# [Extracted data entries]
=====

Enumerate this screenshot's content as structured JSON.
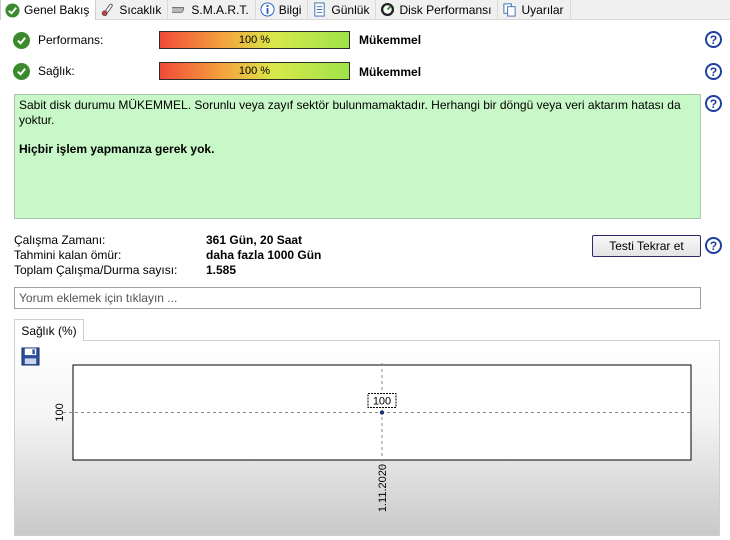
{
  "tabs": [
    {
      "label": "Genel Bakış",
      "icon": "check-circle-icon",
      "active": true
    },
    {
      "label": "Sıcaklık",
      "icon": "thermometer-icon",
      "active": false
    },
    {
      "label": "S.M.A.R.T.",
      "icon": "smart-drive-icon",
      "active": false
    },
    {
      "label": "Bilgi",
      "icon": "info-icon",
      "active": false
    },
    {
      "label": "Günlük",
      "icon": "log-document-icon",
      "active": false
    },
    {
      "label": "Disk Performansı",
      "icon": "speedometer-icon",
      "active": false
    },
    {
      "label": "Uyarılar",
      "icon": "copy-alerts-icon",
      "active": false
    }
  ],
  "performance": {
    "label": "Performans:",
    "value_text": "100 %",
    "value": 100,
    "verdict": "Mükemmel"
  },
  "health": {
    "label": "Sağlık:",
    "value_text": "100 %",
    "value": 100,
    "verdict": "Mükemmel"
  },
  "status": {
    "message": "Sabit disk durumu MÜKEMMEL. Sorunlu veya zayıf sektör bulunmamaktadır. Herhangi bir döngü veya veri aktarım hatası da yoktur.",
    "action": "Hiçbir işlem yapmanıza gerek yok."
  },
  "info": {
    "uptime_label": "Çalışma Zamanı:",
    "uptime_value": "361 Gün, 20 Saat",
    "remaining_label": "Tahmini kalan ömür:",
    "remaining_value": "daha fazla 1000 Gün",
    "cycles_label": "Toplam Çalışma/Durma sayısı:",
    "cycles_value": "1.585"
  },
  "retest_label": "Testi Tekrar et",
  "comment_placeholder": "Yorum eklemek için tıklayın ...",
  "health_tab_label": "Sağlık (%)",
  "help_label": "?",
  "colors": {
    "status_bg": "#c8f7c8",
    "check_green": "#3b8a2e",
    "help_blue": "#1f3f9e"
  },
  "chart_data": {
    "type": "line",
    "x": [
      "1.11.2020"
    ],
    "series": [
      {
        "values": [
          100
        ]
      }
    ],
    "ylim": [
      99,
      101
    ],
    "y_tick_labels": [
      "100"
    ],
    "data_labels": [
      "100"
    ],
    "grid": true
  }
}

=====

# [WORK TO DO]
Repeat the listing above exactly, with no pictures.

# [FINAL RESULT]
Enumerate this screenshot's content as structured JSON.
{
  "tabs": [
    {
      "label": "Genel Bakış",
      "icon": "check-circle-icon",
      "active": true
    },
    {
      "label": "Sıcaklık",
      "icon": "thermometer-icon",
      "active": false
    },
    {
      "label": "S.M.A.R.T.",
      "icon": "smart-drive-icon",
      "active": false
    },
    {
      "label": "Bilgi",
      "icon": "info-icon",
      "active": false
    },
    {
      "label": "Günlük",
      "icon": "log-document-icon",
      "active": false
    },
    {
      "label": "Disk Performansı",
      "icon": "speedometer-icon",
      "active": false
    },
    {
      "label": "Uyarılar",
      "icon": "copy-alerts-icon",
      "active": false
    }
  ],
  "performance": {
    "label": "Performans:",
    "value_text": "100 %",
    "value": 100,
    "verdict": "Mükemmel"
  },
  "health": {
    "label": "Sağlık:",
    "value_text": "100 %",
    "value": 100,
    "verdict": "Mükemmel"
  },
  "status": {
    "message": "Sabit disk durumu MÜKEMMEL. Sorunlu veya zayıf sektör bulunmamaktadır. Herhangi bir döngü veya veri aktarım hatası da yoktur.",
    "action": "Hiçbir işlem yapmanıza gerek yok."
  },
  "info": {
    "uptime_label": "Çalışma Zamanı:",
    "uptime_value": "361 Gün, 20 Saat",
    "remaining_label": "Tahmini kalan ömür:",
    "remaining_value": "daha fazla 1000 Gün",
    "cycles_label": "Toplam Çalışma/Durma sayısı:",
    "cycles_value": "1.585"
  },
  "retest_label": "Testi Tekrar et",
  "comment_placeholder": "Yorum eklemek için tıklayın ...",
  "health_tab_label": "Sağlık (%)",
  "help_label": "?",
  "colors": {
    "status_bg": "#c8f7c8",
    "check_green": "#3b8a2e",
    "help_blue": "#1f3f9e"
  },
  "chart_data": {
    "type": "line",
    "x": [
      "1.11.2020"
    ],
    "series": [
      {
        "values": [
          100
        ]
      }
    ],
    "ylim": [
      99,
      101
    ],
    "y_tick_labels": [
      "100"
    ],
    "data_labels": [
      "100"
    ],
    "grid": true
  }
}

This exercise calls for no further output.